WHAT IS BEING ASKED
Each line of the listing that contains the word "published" is to be copied.

DATASET RECORDS
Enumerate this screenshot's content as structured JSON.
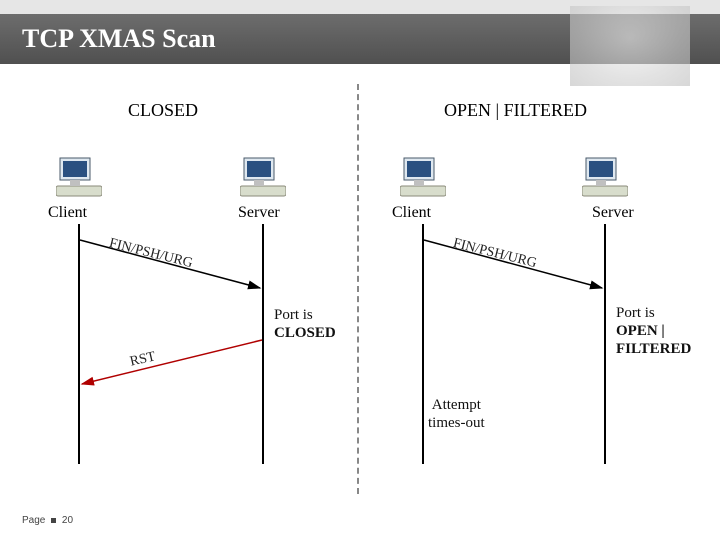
{
  "title": "TCP XMAS Scan",
  "footer_page_label": "Page",
  "footer_page_num": "20",
  "closed": {
    "heading": "CLOSED",
    "client_label": "Client",
    "server_label": "Server",
    "packet1": "FIN/PSH/URG",
    "packet2": "RST",
    "note_line1": "Port is",
    "note_line2": "CLOSED"
  },
  "open": {
    "heading": "OPEN | FILTERED",
    "client_label": "Client",
    "server_label": "Server",
    "packet1": "FIN/PSH/URG",
    "note_line1": "Port is",
    "note_line2": "OPEN |",
    "note_line3": "FILTERED",
    "timeout_line1": "Attempt",
    "timeout_line2": "times-out"
  }
}
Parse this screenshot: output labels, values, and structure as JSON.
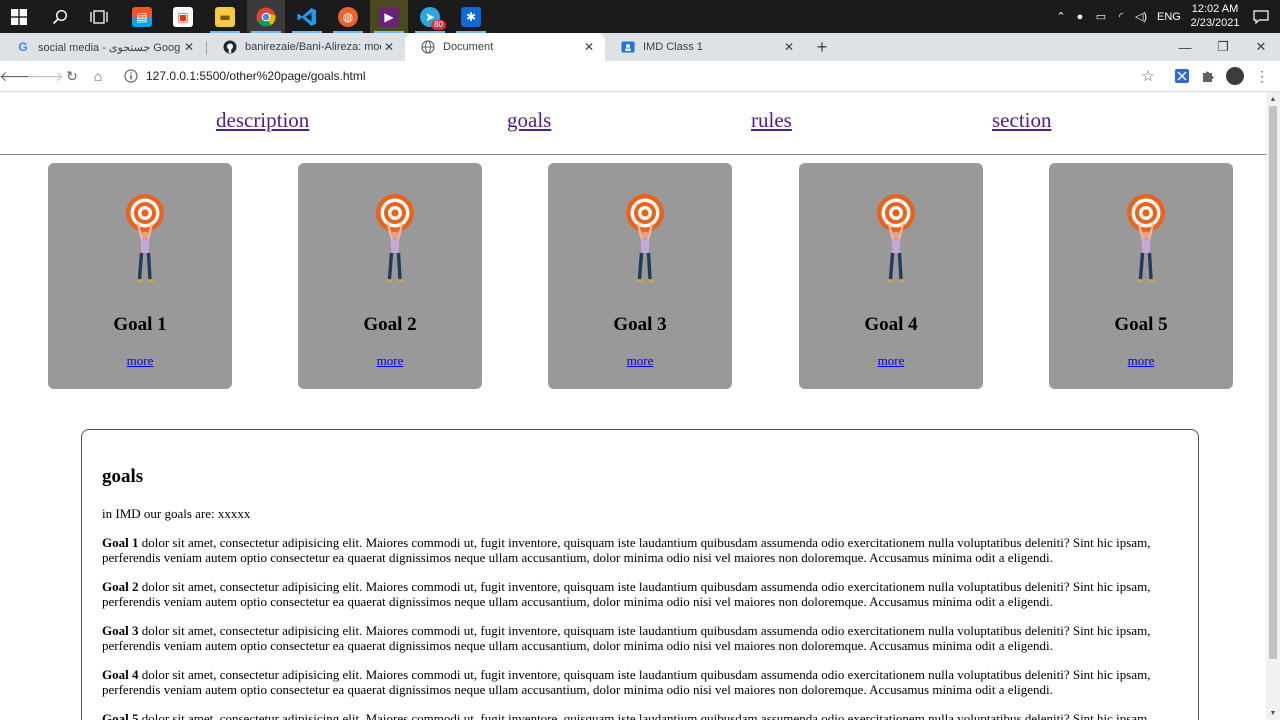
{
  "taskbar": {
    "clock_time": "12:02 AM",
    "clock_date": "2/23/2021",
    "language": "ENG",
    "telegram_badge": "80"
  },
  "tabs": [
    {
      "title": "social media - جستجوی Google"
    },
    {
      "title": "banirezaie/Bani-Alireza: mock-htm"
    },
    {
      "title": "Document"
    },
    {
      "title": "IMD Class 1"
    }
  ],
  "address_bar": {
    "url": "127.0.0.1:5500/other%20page/goals.html"
  },
  "site_nav": {
    "links": [
      "description",
      "goals",
      "rules",
      "section"
    ]
  },
  "cards": [
    {
      "title": "Goal 1",
      "link": "more"
    },
    {
      "title": "Goal 2",
      "link": "more"
    },
    {
      "title": "Goal 3",
      "link": "more"
    },
    {
      "title": "Goal 4",
      "link": "more"
    },
    {
      "title": "Goal 5",
      "link": "more"
    }
  ],
  "goals_section": {
    "heading": "goals",
    "intro": "in IMD our goals are: xxxxx",
    "paragraphs": [
      {
        "label": "Goal 1",
        "text": " dolor sit amet, consectetur adipisicing elit. Maiores commodi ut, fugit inventore, quisquam iste laudantium quibusdam assumenda odio exercitationem nulla voluptatibus deleniti? Sint hic ipsam, perferendis veniam autem optio consectetur ea quaerat dignissimos neque ullam accusantium, dolor minima odio nisi vel maiores non doloremque. Accusamus minima odit a eligendi."
      },
      {
        "label": "Goal 2",
        "text": " dolor sit amet, consectetur adipisicing elit. Maiores commodi ut, fugit inventore, quisquam iste laudantium quibusdam assumenda odio exercitationem nulla voluptatibus deleniti? Sint hic ipsam, perferendis veniam autem optio consectetur ea quaerat dignissimos neque ullam accusantium, dolor minima odio nisi vel maiores non doloremque. Accusamus minima odit a eligendi."
      },
      {
        "label": "Goal 3",
        "text": " dolor sit amet, consectetur adipisicing elit. Maiores commodi ut, fugit inventore, quisquam iste laudantium quibusdam assumenda odio exercitationem nulla voluptatibus deleniti? Sint hic ipsam, perferendis veniam autem optio consectetur ea quaerat dignissimos neque ullam accusantium, dolor minima odio nisi vel maiores non doloremque. Accusamus minima odit a eligendi."
      },
      {
        "label": "Goal 4",
        "text": " dolor sit amet, consectetur adipisicing elit. Maiores commodi ut, fugit inventore, quisquam iste laudantium quibusdam assumenda odio exercitationem nulla voluptatibus deleniti? Sint hic ipsam, perferendis veniam autem optio consectetur ea quaerat dignissimos neque ullam accusantium, dolor minima odio nisi vel maiores non doloremque. Accusamus minima odit a eligendi."
      },
      {
        "label": "Goal 5",
        "text": " dolor sit amet, consectetur adipisicing elit. Maiores commodi ut, fugit inventore, quisquam iste laudantium quibusdam assumenda odio exercitationem nulla voluptatibus deleniti? Sint hic ipsam,"
      }
    ]
  },
  "colors": {
    "card_bg": "#999999",
    "visited_link": "#551a8b",
    "link": "#0000ee",
    "target_orange": "#e8631c"
  }
}
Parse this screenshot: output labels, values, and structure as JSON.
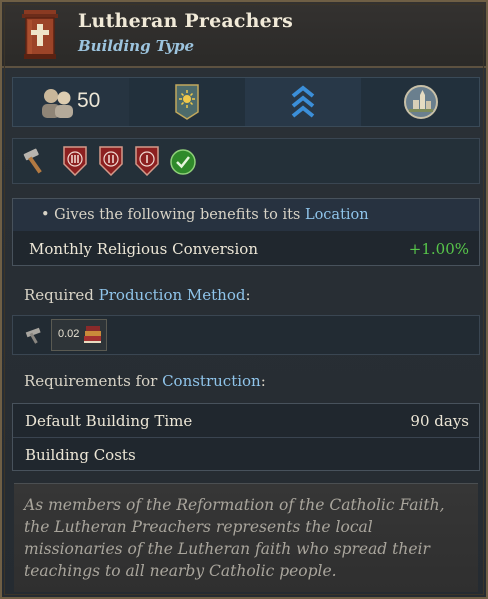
{
  "header": {
    "title": "Lutheran Preachers",
    "subtitle": "Building Type"
  },
  "stats": {
    "population": "50"
  },
  "benefits": {
    "intro_prefix": "• Gives the following benefits to its ",
    "intro_link": "Location",
    "rows": [
      {
        "label": "Monthly Religious Conversion",
        "value": "+1.00%"
      }
    ]
  },
  "production": {
    "heading_prefix": "Required ",
    "heading_link": "Production Method",
    "heading_suffix": ":",
    "input_amount": "0.02"
  },
  "requirements": {
    "heading_prefix": "Requirements for ",
    "heading_link": "Construction",
    "heading_suffix": ":",
    "rows": [
      {
        "label": "Default Building Time",
        "value": "90 days"
      },
      {
        "label": "Building Costs",
        "value": ""
      }
    ]
  },
  "description": "As members of the Reformation of the Catholic Faith, the Lutheran Preachers represents the local missionaries of the Lutheran faith who spread their teachings to all nearby Catholic people.",
  "colors": {
    "positive": "#57c64a",
    "link": "#8fc4ea",
    "title": "#f1ead8"
  },
  "icons": [
    "pulpit-cross-icon",
    "population-icon",
    "sun-banner-icon",
    "rank-chevrons-icon",
    "town-icon",
    "hammer-icon",
    "tier-iii-shield-icon",
    "tier-ii-shield-icon",
    "tier-i-shield-icon",
    "checkmark-icon",
    "production-tool-icon",
    "books-icon"
  ]
}
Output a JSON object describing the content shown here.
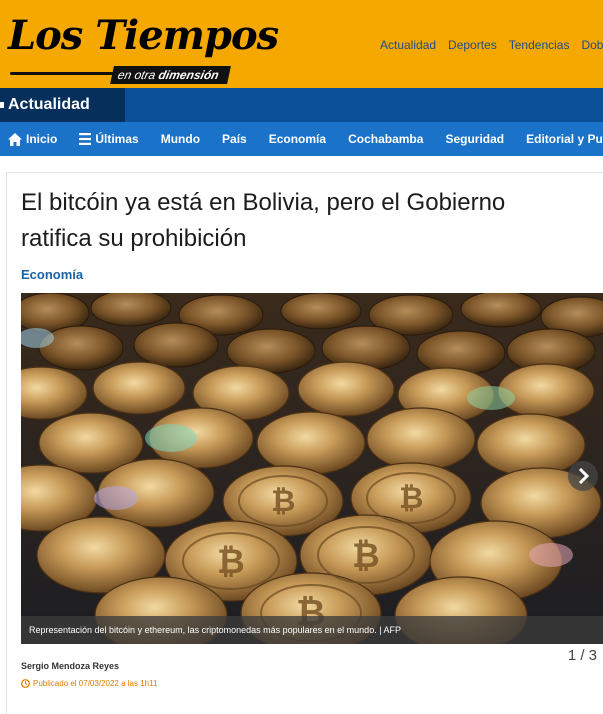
{
  "header": {
    "logo_text": "Los Tiempos",
    "logo_tagline_prefix": "en otra ",
    "logo_tagline_bold": "dimensión",
    "top_nav": [
      "Actualidad",
      "Deportes",
      "Tendencias",
      "Doble"
    ]
  },
  "section": {
    "label": "Actualidad"
  },
  "main_nav": {
    "home_label": "Inicio",
    "latest_label": "Últimas",
    "items": [
      "Mundo",
      "País",
      "Economía",
      "Cochabamba",
      "Seguridad",
      "Editorial y Puntos de"
    ]
  },
  "article": {
    "headline": "El bitcóin ya está en Bolivia, pero el Gobierno ratifica su prohibición",
    "category": "Economía",
    "photo_caption": "Representación del bitcóin y ethereum, las criptomonedas más populares en el mundo. | AFP",
    "photo_counter": "1 / 3",
    "author": "Sergio Mendoza Reyes",
    "published": "Publicado el 07/03/2022 a las 1h11"
  },
  "colors": {
    "header_bg": "#f5a800",
    "section_bar": "#0a4f97",
    "nav_bar": "#1a72c9",
    "category": "#1a62a8",
    "published": "#e07b00"
  },
  "icons": [
    "home-icon",
    "list-icon",
    "chevron-right-icon",
    "clock-icon"
  ]
}
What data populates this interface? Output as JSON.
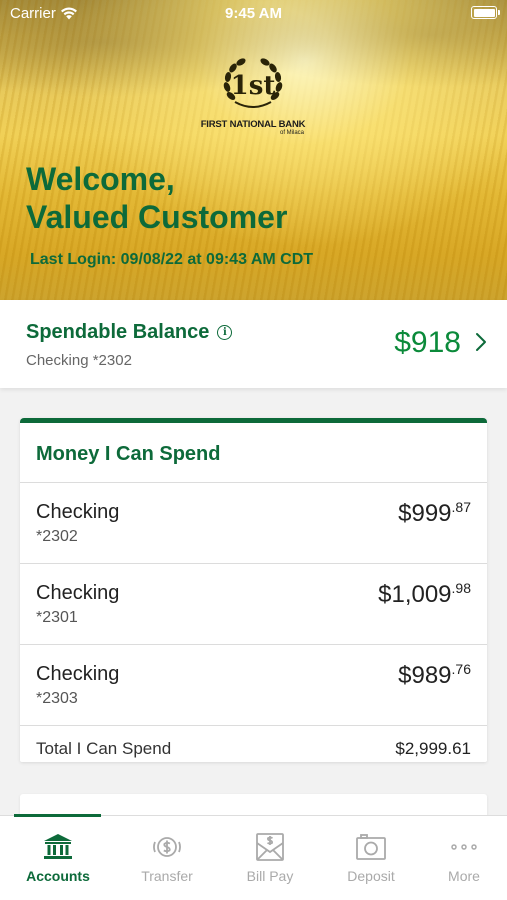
{
  "status_bar": {
    "carrier": "Carrier",
    "time": "9:45 AM"
  },
  "logo": {
    "mark": "1st",
    "name": "FIRST NATIONAL BANK",
    "sub": "of Milaca"
  },
  "welcome": {
    "line1": "Welcome,",
    "line2": "Valued Customer",
    "last_login": "Last Login: 09/08/22 at 09:43 AM CDT"
  },
  "spendable": {
    "title": "Spendable Balance",
    "info_icon": "i",
    "account": "Checking *2302",
    "amount": "$918"
  },
  "money_card": {
    "title": "Money I Can Spend",
    "accounts": [
      {
        "name": "Checking",
        "number": "*2302",
        "dollars": "$999",
        "cents": ".87"
      },
      {
        "name": "Checking",
        "number": "*2301",
        "dollars": "$1,009",
        "cents": ".98"
      },
      {
        "name": "Checking",
        "number": "*2303",
        "dollars": "$989",
        "cents": ".76"
      }
    ],
    "total_label": "Total I Can Spend",
    "total_value": "$2,999.61"
  },
  "tabs": [
    {
      "label": "Accounts",
      "icon": "bank-icon",
      "active": true
    },
    {
      "label": "Transfer",
      "icon": "transfer-icon",
      "active": false
    },
    {
      "label": "Bill Pay",
      "icon": "bill-pay-icon",
      "active": false
    },
    {
      "label": "Deposit",
      "icon": "camera-icon",
      "active": false
    },
    {
      "label": "More",
      "icon": "more-icon",
      "active": false
    }
  ],
  "colors": {
    "brand_green": "#0d6a3a",
    "amount_green": "#0b8a3a",
    "inactive_tab": "#aaaaaa"
  }
}
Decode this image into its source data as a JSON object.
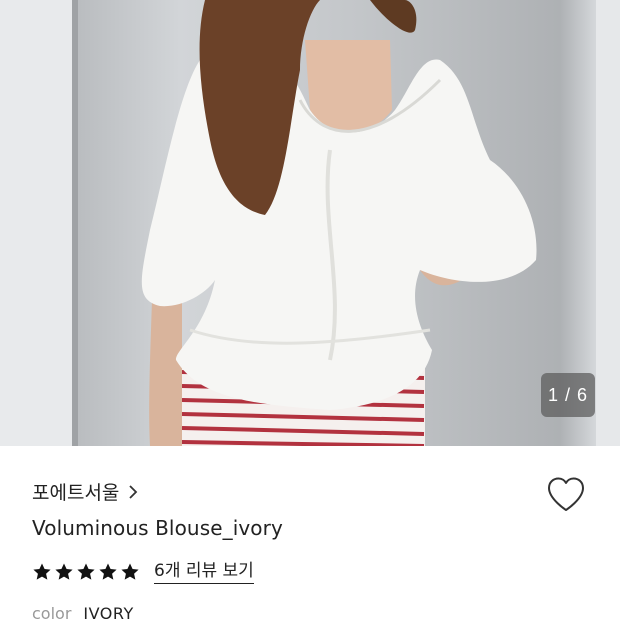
{
  "gallery": {
    "counter": "1 / 6"
  },
  "product": {
    "brand": "포에트서울",
    "title": "Voluminous Blouse_ivory",
    "rating": 5,
    "reviews_link": "6개 리뷰 보기",
    "color_label": "color",
    "color_value": "IVORY"
  },
  "icons": {
    "brand_chevron": "chevron-right-icon",
    "wishlist": "heart-icon",
    "star": "star-icon"
  },
  "colors": {
    "text": "#222222",
    "muted": "#999999",
    "star": "#111111",
    "counter_bg": "#5a5a5a"
  }
}
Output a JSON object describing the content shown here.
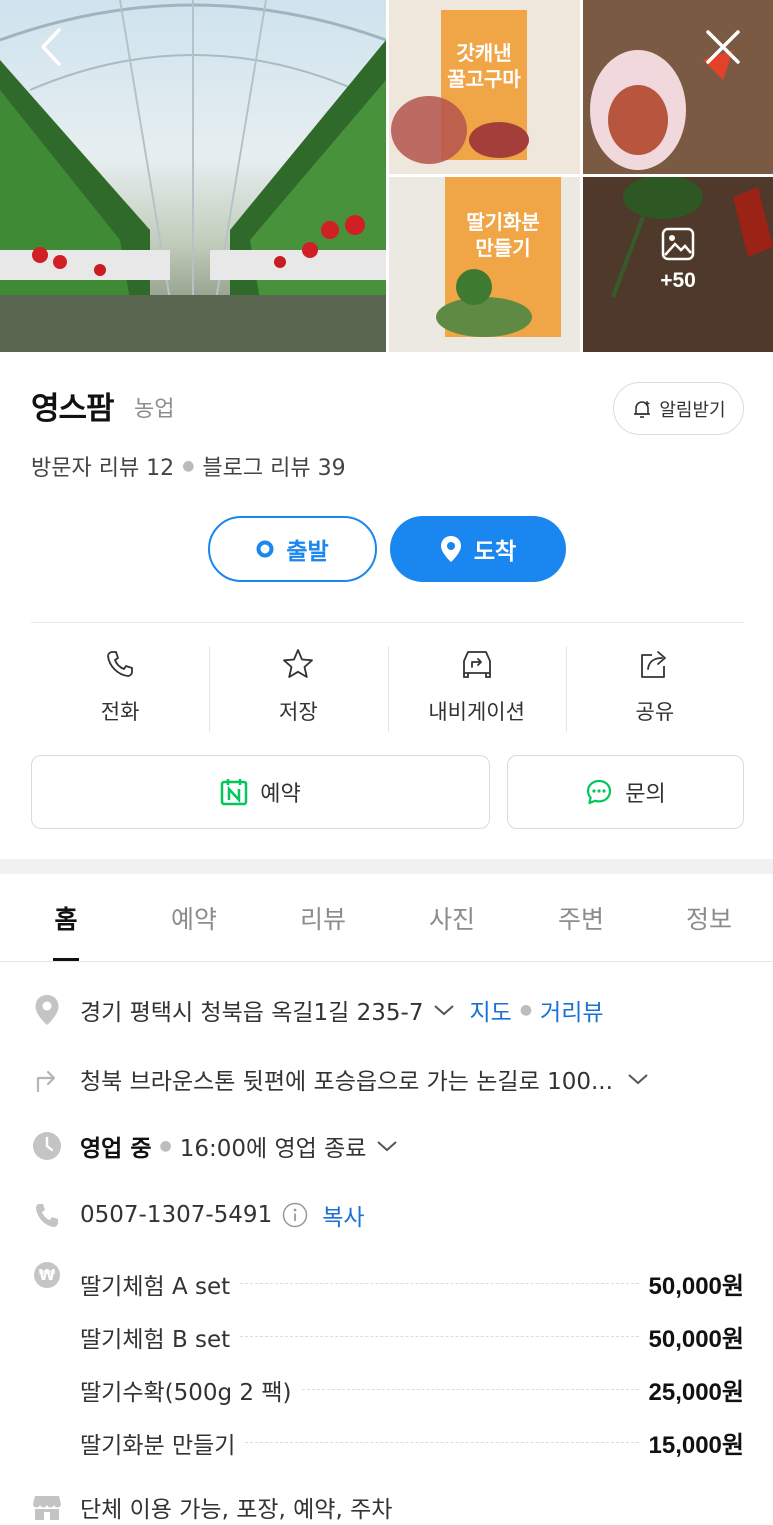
{
  "gallery": {
    "sign_1": "갓캐낸\n꿀고구마",
    "sign_2": "딸기화분\n만들기",
    "more_count": "+50"
  },
  "place": {
    "name": "영스팜",
    "category": "농업",
    "alert_label": "알림받기",
    "visitor_reviews": "방문자 리뷰 12",
    "blog_reviews": "블로그 리뷰 39"
  },
  "route": {
    "start_label": "출발",
    "end_label": "도착"
  },
  "actions": [
    {
      "label": "전화",
      "icon": "phone-icon"
    },
    {
      "label": "저장",
      "icon": "star-icon"
    },
    {
      "label": "내비게이션",
      "icon": "navigation-icon"
    },
    {
      "label": "공유",
      "icon": "share-icon"
    }
  ],
  "cta": {
    "reserve_label": "예약",
    "inquiry_label": "문의"
  },
  "tabs": [
    "홈",
    "예약",
    "리뷰",
    "사진",
    "주변",
    "정보"
  ],
  "info": {
    "address": "경기 평택시 청북읍 옥길1길 235-7",
    "map_link": "지도",
    "street_view_link": "거리뷰",
    "directions": "청북 브라운스톤 뒷편에 포승읍으로 가는 논길로 100...",
    "status": "영업 중",
    "hours": "16:00에 영업 종료",
    "phone": "0507-1307-5491",
    "copy_label": "복사",
    "amenities": "단체 이용 가능, 포장, 예약, 주차"
  },
  "menu": [
    {
      "name": "딸기체험 A set",
      "price": "50,000원"
    },
    {
      "name": "딸기체험 B set",
      "price": "50,000원"
    },
    {
      "name": "딸기수확(500g 2 팩)",
      "price": "25,000원"
    },
    {
      "name": "딸기화분 만들기",
      "price": "15,000원"
    }
  ],
  "colors": {
    "accent": "#1a86f0",
    "link": "#1a70d6",
    "naver_green": "#03c75a"
  }
}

FINISHED ANSWER
    "published": "Publicado el 07/03/2022 a las 1h11"
    "published": "#e07b00"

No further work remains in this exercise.